## [Description of the task]
Reproduce the stretch of the data from the line containing "bar-mlf bbox=[372, 275, 384, 278]" through the line containing "y-axis: 15,000.0 13,000.0", both lines included, without any alteration.

## [Raw records]
# # # # # # #

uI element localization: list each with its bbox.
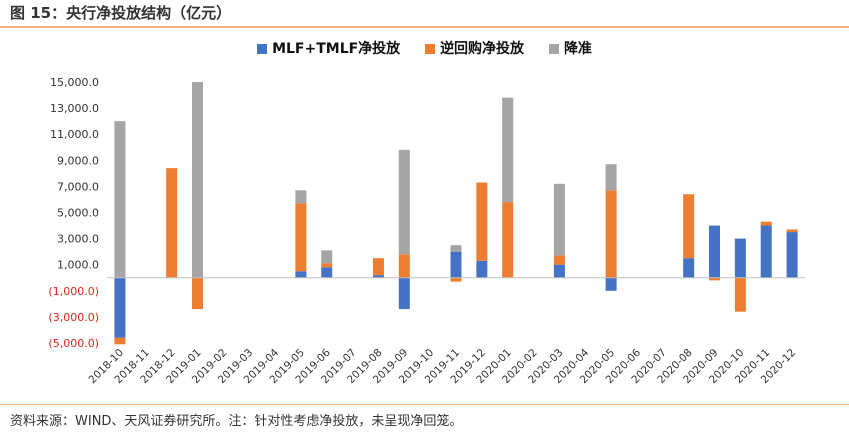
bar-mlf bbox=[372, 275, 384, 278]
y-tick-label: 9,000.0 bbox=[57, 154, 99, 167]
y-tick-label: 13,000.0 bbox=[50, 102, 99, 115]
bar-rrr-cut bbox=[321, 250, 333, 264]
bar-reverse-repo bbox=[734, 277, 746, 312]
bar-mlf bbox=[476, 260, 488, 278]
bar-mlf bbox=[295, 271, 307, 278]
bar-group bbox=[114, 82, 798, 345]
legend-swatch-rrr-cut bbox=[548, 44, 559, 54]
bar-mlf bbox=[605, 277, 617, 291]
legend-item-mlf: MLF+TMLF净投放 bbox=[257, 38, 400, 58]
legend-swatch-mlf bbox=[257, 44, 268, 54]
bar-rrr-cut bbox=[605, 164, 617, 191]
y-tick-label: 3,000.0 bbox=[57, 233, 99, 246]
bar-reverse-repo bbox=[114, 337, 126, 345]
bar-reverse-repo bbox=[760, 221, 772, 226]
chart-legend: MLF+TMLF净投放 逆回购净投放 降准 bbox=[0, 38, 849, 58]
bar-reverse-repo bbox=[553, 255, 565, 265]
bar-rrr-cut bbox=[398, 149, 410, 255]
title-row: 图 15：央行净投放结构（亿元） bbox=[0, 0, 849, 26]
title-divider bbox=[0, 26, 849, 28]
bar-reverse-repo bbox=[321, 263, 333, 268]
legend-item-rrr-cut: 降准 bbox=[548, 38, 592, 58]
bar-reverse-repo bbox=[502, 202, 514, 278]
bar-rrr-cut bbox=[191, 82, 203, 278]
legend-label-rrr-cut: 降准 bbox=[563, 41, 592, 57]
y-tick-label: 1,000.0 bbox=[57, 259, 99, 272]
bar-reverse-repo bbox=[476, 182, 488, 261]
bar-mlf bbox=[450, 251, 462, 278]
y-tick-label: 11,000.0 bbox=[50, 128, 99, 141]
legend-swatch-reverse-repo bbox=[425, 44, 436, 54]
bar-rrr-cut bbox=[553, 183, 565, 256]
bar-reverse-repo bbox=[398, 254, 410, 278]
bar-mlf bbox=[786, 232, 798, 278]
bar-mlf bbox=[321, 267, 333, 278]
legend-label-mlf: MLF+TMLF净投放 bbox=[272, 41, 401, 57]
source-note: 资料来源：WIND、天风证券研究所。注：针对性考虑净投放，未呈现净回笼。 bbox=[10, 414, 463, 429]
bar-reverse-repo bbox=[191, 277, 203, 310]
bar-reverse-repo bbox=[372, 258, 384, 276]
y-tick-label: 7,000.0 bbox=[57, 180, 99, 193]
bar-reverse-repo bbox=[709, 277, 721, 281]
legend-item-reverse-repo: 逆回购净投放 bbox=[425, 38, 524, 58]
y-tick-label: (1,000.0) bbox=[48, 285, 99, 298]
bar-mlf bbox=[398, 277, 410, 310]
bar-mlf bbox=[553, 264, 565, 278]
bar-rrr-cut bbox=[450, 245, 462, 252]
bar-mlf bbox=[709, 225, 721, 278]
bar-rrr-cut bbox=[114, 121, 126, 278]
figure-title: 图 15：央行净投放结构（亿元） bbox=[10, 4, 232, 22]
bar-reverse-repo bbox=[166, 168, 178, 278]
y-tick-label: (5,000.0) bbox=[48, 337, 99, 350]
bar-reverse-repo bbox=[605, 190, 617, 278]
y-axis: 15,000.0 13,000.0 11,000.0 9,000.0 7,000.0 5,… bbox=[48, 76, 99, 350]
y-tick-label: 15,000.0 bbox=[50, 76, 99, 89]
bar-reverse-repo bbox=[786, 229, 798, 233]
bar-rrr-cut bbox=[295, 190, 307, 204]
bar-mlf bbox=[760, 225, 772, 278]
bar-mlf bbox=[114, 277, 126, 338]
bar-reverse-repo bbox=[450, 277, 462, 282]
bar-rrr-cut bbox=[502, 97, 514, 203]
legend-label-reverse-repo: 逆回购净投放 bbox=[440, 41, 525, 57]
bar-reverse-repo bbox=[683, 194, 695, 259]
y-tick-label: (3,000.0) bbox=[48, 311, 99, 324]
bar-mlf bbox=[683, 258, 695, 278]
bar-reverse-repo bbox=[295, 203, 307, 272]
y-tick-label: 5,000.0 bbox=[57, 207, 99, 220]
bar-mlf bbox=[734, 238, 746, 278]
footer-divider bbox=[0, 404, 849, 405]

# # # # # # #

## [Correct response]
bar-mlf bbox=[372, 275, 384, 278]
y-tick-label: 9,000.0 bbox=[57, 154, 99, 167]
y-tick-label: 13,000.0 bbox=[50, 102, 99, 115]
bar-rrr-cut bbox=[321, 250, 333, 264]
bar-reverse-repo bbox=[734, 277, 746, 312]
bar-mlf bbox=[476, 260, 488, 278]
bar-mlf bbox=[295, 271, 307, 278]
bar-group bbox=[114, 82, 798, 345]
legend-swatch-rrr-cut bbox=[548, 44, 559, 54]
bar-mlf bbox=[605, 277, 617, 291]
legend-item-mlf: MLF+TMLF净投放 bbox=[257, 38, 400, 58]
legend-swatch-mlf bbox=[257, 44, 268, 54]
bar-rrr-cut bbox=[605, 164, 617, 191]
y-tick-label: 3,000.0 bbox=[57, 233, 99, 246]
bar-reverse-repo bbox=[114, 337, 126, 345]
bar-reverse-repo bbox=[760, 221, 772, 226]
chart-legend: MLF+TMLF净投放 逆回购净投放 降准 bbox=[0, 38, 849, 58]
bar-reverse-repo bbox=[553, 255, 565, 265]
bar-rrr-cut bbox=[398, 149, 410, 255]
title-row: 图 15：央行净投放结构（亿元） bbox=[0, 0, 849, 26]
title-divider bbox=[0, 26, 849, 28]
bar-reverse-repo bbox=[321, 263, 333, 268]
legend-item-rrr-cut: 降准 bbox=[548, 38, 592, 58]
bar-reverse-repo bbox=[502, 202, 514, 278]
bar-rrr-cut bbox=[191, 82, 203, 278]
legend-label-rrr-cut: 降准 bbox=[563, 41, 592, 57]
y-tick-label: 1,000.0 bbox=[57, 259, 99, 272]
bar-reverse-repo bbox=[476, 182, 488, 261]
bar-mlf bbox=[450, 251, 462, 278]
y-tick-label: 11,000.0 bbox=[50, 128, 99, 141]
legend-swatch-reverse-repo bbox=[425, 44, 436, 54]
bar-rrr-cut bbox=[553, 183, 565, 256]
bar-reverse-repo bbox=[398, 254, 410, 278]
bar-mlf bbox=[786, 232, 798, 278]
bar-mlf bbox=[321, 267, 333, 278]
legend-label-mlf: MLF+TMLF净投放 bbox=[272, 41, 401, 57]
source-note: 资料来源：WIND、天风证券研究所。注：针对性考虑净投放，未呈现净回笼。 bbox=[10, 414, 463, 429]
bar-reverse-repo bbox=[191, 277, 203, 310]
bar-reverse-repo bbox=[372, 258, 384, 276]
y-tick-label: 7,000.0 bbox=[57, 180, 99, 193]
bar-reverse-repo bbox=[709, 277, 721, 281]
legend-item-reverse-repo: 逆回购净投放 bbox=[425, 38, 524, 58]
y-tick-label: (1,000.0) bbox=[48, 285, 99, 298]
bar-mlf bbox=[398, 277, 410, 310]
bar-mlf bbox=[553, 264, 565, 278]
bar-rrr-cut bbox=[450, 245, 462, 252]
bar-mlf bbox=[709, 225, 721, 278]
bar-rrr-cut bbox=[114, 121, 126, 278]
figure-title: 图 15：央行净投放结构（亿元） bbox=[10, 4, 232, 22]
bar-reverse-repo bbox=[166, 168, 178, 278]
y-tick-label: (5,000.0) bbox=[48, 337, 99, 350]
bar-reverse-repo bbox=[605, 190, 617, 278]
y-axis: 15,000.0 13,000.0 11,000.0 9,000.0 7,000.0 5,… bbox=[48, 76, 99, 350]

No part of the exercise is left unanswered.